* _What you should do_
Leave every picture out, and write out the remaining entries exactly.

───── Raw data

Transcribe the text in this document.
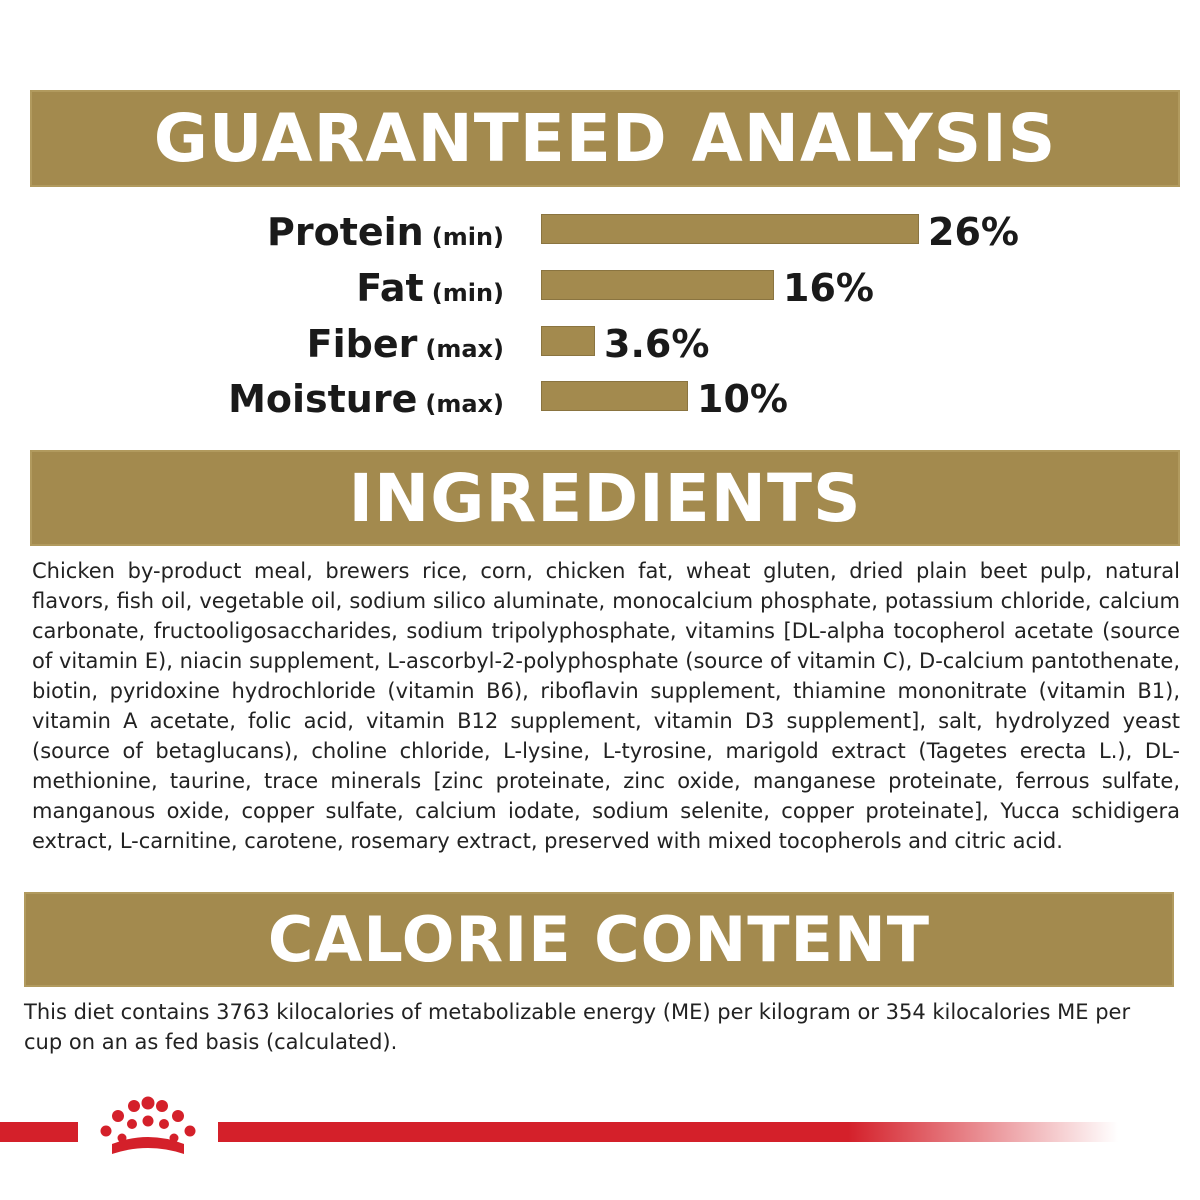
GUARANTEED ANALYSIS
Protein (min)	26%
Fat (min)	16%
Fiber (max)	3.6%
Moisture (max)	10%
INGREDIENTS
Chicken by-product meal, brewers rice, corn, chicken fat, wheat gluten, dried plain beet pulp, natural flavors, fish oil, vegetable oil, sodium silico aluminate, monocalcium phosphate, potassium chloride, calcium carbonate, fructooligosaccharides, sodium tripolyphosphate, vitamins [DL-alpha tocopherol acetate (source of vitamin E), niacin supplement, L-ascorbyl-2-polyphosphate (source of vitamin C), D-calcium pantothenate, biotin, pyridoxine hydrochloride (vitamin B6), riboflavin supplement, thiamine mononitrate (vitamin B1), vitamin A acetate, folic acid, vitamin B12 supplement, vitamin D3 supplement], salt, hydrolyzed yeast (source of betaglucans), choline chloride, L-lysine, L-tyrosine, marigold extract (Tagetes erecta L.), DL-methionine, taurine, trace minerals [zinc proteinate, zinc oxide, manganese proteinate, ferrous sulfate, manganous oxide, copper sulfate, calcium iodate, sodium selenite, copper proteinate], Yucca schidigera extract, L-carnitine, carotene, rosemary extract, preserved with mixed tocopherols and citric acid.
CALORIE CONTENT
This diet contains 3763 kilocalories of metabolizable energy (ME) per kilogram or 354 kilocalories ME per cup on an as fed basis (calculated).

──────────

* _Exercise solution_
Transcribe the text in this document.
GUARANTEED ANALYSIS
Protein (min)	26%
Fat (min)	16%
Fiber (max)	3.6%
Moisture (max)	10%
INGREDIENTS
Chicken by-product meal, brewers rice, corn, chicken fat, wheat gluten, dried plain beet pulp, natural flavors, fish oil, vegetable oil, sodium silico aluminate, monocalcium phosphate, potassium chloride, calcium carbonate, fructooligosaccharides, sodium tripolyphosphate, vitamins [DL-alpha tocopherol acetate (source of vitamin E), niacin supplement, L-ascorbyl-2-polyphosphate (source of vitamin C), D-calcium pantothenate, biotin, pyridoxine hydrochloride (vitamin B6), riboflavin supplement, thiamine mononitrate (vitamin B1), vitamin A acetate, folic acid, vitamin B12 supplement, vitamin D3 supplement], salt, hydrolyzed yeast (source of betaglucans), choline chloride, L-lysine, L-tyrosine, marigold extract (Tagetes erecta L.), DL-methionine, taurine, trace minerals [zinc proteinate, zinc oxide, manganese proteinate, ferrous sulfate, manganous oxide, copper sulfate, calcium iodate, sodium selenite, copper proteinate], Yucca schidigera extract, L-carnitine, carotene, rosemary extract, preserved with mixed tocopherols and citric acid.
CALORIE CONTENT
This diet contains 3763 kilocalories of metabolizable energy (ME) per kilogram or 354 kilocalories ME per cup on an as fed basis (calculated).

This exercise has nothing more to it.